**TASK BRIEF:**
Pick out each line below containing "small".

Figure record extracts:

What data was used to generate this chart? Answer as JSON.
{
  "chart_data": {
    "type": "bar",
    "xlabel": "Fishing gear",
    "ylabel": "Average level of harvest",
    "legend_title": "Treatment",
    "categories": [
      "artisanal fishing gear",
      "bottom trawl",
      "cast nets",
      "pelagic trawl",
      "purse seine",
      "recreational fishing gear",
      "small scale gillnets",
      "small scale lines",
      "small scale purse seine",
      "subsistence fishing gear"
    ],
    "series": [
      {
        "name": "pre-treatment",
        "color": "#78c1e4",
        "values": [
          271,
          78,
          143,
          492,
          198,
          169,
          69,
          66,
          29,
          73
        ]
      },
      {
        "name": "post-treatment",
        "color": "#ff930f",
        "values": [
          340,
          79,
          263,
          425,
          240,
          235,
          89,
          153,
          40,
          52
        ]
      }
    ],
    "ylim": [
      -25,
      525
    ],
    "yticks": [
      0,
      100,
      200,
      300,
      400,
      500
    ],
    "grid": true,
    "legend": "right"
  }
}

**OUTPUT OF THE EXERCISE:**
      "small scale gillnets",
      "small scale lines",
      "small scale purse seine",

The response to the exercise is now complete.